_EXERCISE DATA_:
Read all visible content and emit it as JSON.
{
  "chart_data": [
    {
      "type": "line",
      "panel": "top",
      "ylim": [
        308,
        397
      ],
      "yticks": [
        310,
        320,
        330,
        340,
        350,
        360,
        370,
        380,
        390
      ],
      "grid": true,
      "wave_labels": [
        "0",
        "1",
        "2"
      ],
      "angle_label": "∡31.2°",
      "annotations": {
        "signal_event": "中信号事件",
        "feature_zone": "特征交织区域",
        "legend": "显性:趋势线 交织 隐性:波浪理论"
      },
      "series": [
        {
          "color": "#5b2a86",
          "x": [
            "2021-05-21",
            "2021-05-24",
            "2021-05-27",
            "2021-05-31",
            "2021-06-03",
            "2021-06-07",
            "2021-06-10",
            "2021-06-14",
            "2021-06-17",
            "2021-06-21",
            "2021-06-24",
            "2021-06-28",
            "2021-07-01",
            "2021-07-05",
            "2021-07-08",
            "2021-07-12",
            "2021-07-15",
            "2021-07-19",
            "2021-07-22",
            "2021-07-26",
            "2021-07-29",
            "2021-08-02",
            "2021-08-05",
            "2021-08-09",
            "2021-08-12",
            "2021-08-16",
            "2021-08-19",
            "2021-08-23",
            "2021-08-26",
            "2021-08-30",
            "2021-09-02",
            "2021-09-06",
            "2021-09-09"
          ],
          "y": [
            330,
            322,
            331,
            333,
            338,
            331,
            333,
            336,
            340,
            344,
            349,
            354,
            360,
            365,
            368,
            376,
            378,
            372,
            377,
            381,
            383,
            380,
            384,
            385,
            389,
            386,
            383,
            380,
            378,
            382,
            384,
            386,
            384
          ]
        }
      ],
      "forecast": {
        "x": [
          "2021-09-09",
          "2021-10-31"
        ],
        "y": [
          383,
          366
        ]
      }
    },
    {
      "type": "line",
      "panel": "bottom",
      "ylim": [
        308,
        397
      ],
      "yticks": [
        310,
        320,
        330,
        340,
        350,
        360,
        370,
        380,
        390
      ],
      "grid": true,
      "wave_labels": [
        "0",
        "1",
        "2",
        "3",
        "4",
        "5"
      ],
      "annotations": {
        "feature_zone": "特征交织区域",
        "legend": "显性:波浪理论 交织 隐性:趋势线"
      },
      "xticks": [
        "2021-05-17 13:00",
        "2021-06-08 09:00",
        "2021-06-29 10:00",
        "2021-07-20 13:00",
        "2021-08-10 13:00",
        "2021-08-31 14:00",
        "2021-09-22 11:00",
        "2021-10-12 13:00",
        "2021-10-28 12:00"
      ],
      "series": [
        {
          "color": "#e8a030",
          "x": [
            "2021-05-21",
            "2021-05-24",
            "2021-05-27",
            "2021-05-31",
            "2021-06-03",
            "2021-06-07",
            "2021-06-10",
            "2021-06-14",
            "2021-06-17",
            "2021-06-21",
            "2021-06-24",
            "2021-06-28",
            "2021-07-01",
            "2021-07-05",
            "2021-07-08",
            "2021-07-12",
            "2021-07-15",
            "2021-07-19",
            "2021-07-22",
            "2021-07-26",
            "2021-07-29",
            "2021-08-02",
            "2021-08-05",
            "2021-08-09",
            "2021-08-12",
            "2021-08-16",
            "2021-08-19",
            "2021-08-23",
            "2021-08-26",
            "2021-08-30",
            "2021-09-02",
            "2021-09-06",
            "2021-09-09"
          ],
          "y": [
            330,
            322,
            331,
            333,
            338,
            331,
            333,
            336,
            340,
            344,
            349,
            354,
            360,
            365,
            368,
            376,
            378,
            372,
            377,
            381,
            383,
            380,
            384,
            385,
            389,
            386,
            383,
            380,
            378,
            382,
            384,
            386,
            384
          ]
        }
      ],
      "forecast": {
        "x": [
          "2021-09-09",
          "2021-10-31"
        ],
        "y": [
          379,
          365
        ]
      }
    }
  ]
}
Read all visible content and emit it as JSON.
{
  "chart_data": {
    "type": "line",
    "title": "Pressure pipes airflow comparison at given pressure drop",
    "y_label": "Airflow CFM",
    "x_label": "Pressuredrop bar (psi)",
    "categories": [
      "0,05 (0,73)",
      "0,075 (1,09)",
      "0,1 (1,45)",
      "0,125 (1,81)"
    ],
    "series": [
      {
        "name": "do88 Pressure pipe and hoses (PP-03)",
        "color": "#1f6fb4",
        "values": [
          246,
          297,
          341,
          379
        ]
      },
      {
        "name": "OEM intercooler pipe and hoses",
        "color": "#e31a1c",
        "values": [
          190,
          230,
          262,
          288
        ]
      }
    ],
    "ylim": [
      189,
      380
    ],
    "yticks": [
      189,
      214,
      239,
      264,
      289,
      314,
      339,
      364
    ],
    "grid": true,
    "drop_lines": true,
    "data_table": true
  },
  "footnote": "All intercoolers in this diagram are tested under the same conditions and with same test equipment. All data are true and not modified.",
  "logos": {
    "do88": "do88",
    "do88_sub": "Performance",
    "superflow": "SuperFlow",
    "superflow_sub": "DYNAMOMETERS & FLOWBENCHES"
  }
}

_DIRECTION_:
Exactly as written, please output every entry.

_EXERCISE ANSWER_:
Read all visible content and emit it as JSON.
{
  "chart_data": [
    {
      "type": "line",
      "panel": "top",
      "ylim": [
        308,
        397
      ],
      "yticks": [
        310,
        320,
        330,
        340,
        350,
        360,
        370,
        380,
        390
      ],
      "grid": true,
      "wave_labels": [
        "0",
        "1",
        "2"
      ],
      "angle_label": "∡31.2°",
      "annotations": {
        "signal_event": "中信号事件",
        "feature_zone": "特征交织区域",
        "legend": "显性:趋势线 交织 隐性:波浪理论"
      },
      "series": [
        {
          "color": "#5b2a86",
          "x": [
            "2021-05-21",
            "2021-05-24",
            "2021-05-27",
            "2021-05-31",
            "2021-06-03",
            "2021-06-07",
            "2021-06-10",
            "2021-06-14",
            "2021-06-17",
            "2021-06-21",
            "2021-06-24",
            "2021-06-28",
            "2021-07-01",
            "2021-07-05",
            "2021-07-08",
            "2021-07-12",
            "2021-07-15",
            "2021-07-19",
            "2021-07-22",
            "2021-07-26",
            "2021-07-29",
            "2021-08-02",
            "2021-08-05",
            "2021-08-09",
            "2021-08-12",
            "2021-08-16",
            "2021-08-19",
            "2021-08-23",
            "2021-08-26",
            "2021-08-30",
            "2021-09-02",
            "2021-09-06",
            "2021-09-09"
          ],
          "y": [
            330,
            322,
            331,
            333,
            338,
            331,
            333,
            336,
            340,
            344,
            349,
            354,
            360,
            365,
            368,
            376,
            378,
            372,
            377,
            381,
            383,
            380,
            384,
            385,
            389,
            386,
            383,
            380,
            378,
            382,
            384,
            386,
            384
          ]
        }
      ],
      "forecast": {
        "x": [
          "2021-09-09",
          "2021-10-31"
        ],
        "y": [
          383,
          366
        ]
      }
    },
    {
      "type": "line",
      "panel": "bottom",
      "ylim": [
        308,
        397
      ],
      "yticks": [
        310,
        320,
        330,
        340,
        350,
        360,
        370,
        380,
        390
      ],
      "grid": true,
      "wave_labels": [
        "0",
        "1",
        "2",
        "3",
        "4",
        "5"
      ],
      "annotations": {
        "feature_zone": "特征交织区域",
        "legend": "显性:波浪理论 交织 隐性:趋势线"
      },
      "xticks": [
        "2021-05-17 13:00",
        "2021-06-08 09:00",
        "2021-06-29 10:00",
        "2021-07-20 13:00",
        "2021-08-10 13:00",
        "2021-08-31 14:00",
        "2021-09-22 11:00",
        "2021-10-12 13:00",
        "2021-10-28 12:00"
      ],
      "series": [
        {
          "color": "#e8a030",
          "x": [
            "2021-05-21",
            "2021-05-24",
            "2021-05-27",
            "2021-05-31",
            "2021-06-03",
            "2021-06-07",
            "2021-06-10",
            "2021-06-14",
            "2021-06-17",
            "2021-06-21",
            "2021-06-24",
            "2021-06-28",
            "2021-07-01",
            "2021-07-05",
            "2021-07-08",
            "2021-07-12",
            "2021-07-15",
            "2021-07-19",
            "2021-07-22",
            "2021-07-26",
            "2021-07-29",
            "2021-08-02",
            "2021-08-05",
            "2021-08-09",
            "2021-08-12",
            "2021-08-16",
            "2021-08-19",
            "2021-08-23",
            "2021-08-26",
            "2021-08-30",
            "2021-09-02",
            "2021-09-06",
            "2021-09-09"
          ],
          "y": [
            330,
            322,
            331,
            333,
            338,
            331,
            333,
            336,
            340,
            344,
            349,
            354,
            360,
            365,
            368,
            376,
            378,
            372,
            377,
            381,
            383,
            380,
            384,
            385,
            389,
            386,
            383,
            380,
            378,
            382,
            384,
            386,
            384
          ]
        }
      ],
      "forecast": {
        "x": [
          "2021-09-09",
          "2021-10-31"
        ],
        "y": [
          379,
          365
        ]
      }
    }
  ]
}
Read all visible content and emit it as JSON.
{
  "chart_data": {
    "type": "line",
    "title": "Pressure pipes airflow comparison at given pressure drop",
    "y_label": "Airflow CFM",
    "x_label": "Pressuredrop bar (psi)",
    "categories": [
      "0,05 (0,73)",
      "0,075 (1,09)",
      "0,1 (1,45)",
      "0,125 (1,81)"
    ],
    "series": [
      {
        "name": "do88 Pressure pipe and hoses (PP-03)",
        "color": "#1f6fb4",
        "values": [
          246,
          297,
          341,
          379
        ]
      },
      {
        "name": "OEM intercooler pipe and hoses",
        "color": "#e31a1c",
        "values": [
          190,
          230,
          262,
          288
        ]
      }
    ],
    "ylim": [
      189,
      380
    ],
    "yticks": [
      189,
      214,
      239,
      264,
      289,
      314,
      339,
      364
    ],
    "grid": true,
    "drop_lines": true,
    "data_table": true
  },
  "footnote": "All intercoolers in this diagram are tested under the same conditions and with same test equipment. All data are true and not modified.",
  "logos": {
    "do88": "do88",
    "do88_sub": "Performance",
    "superflow": "SuperFlow",
    "superflow_sub": "DYNAMOMETERS & FLOWBENCHES"
  }
}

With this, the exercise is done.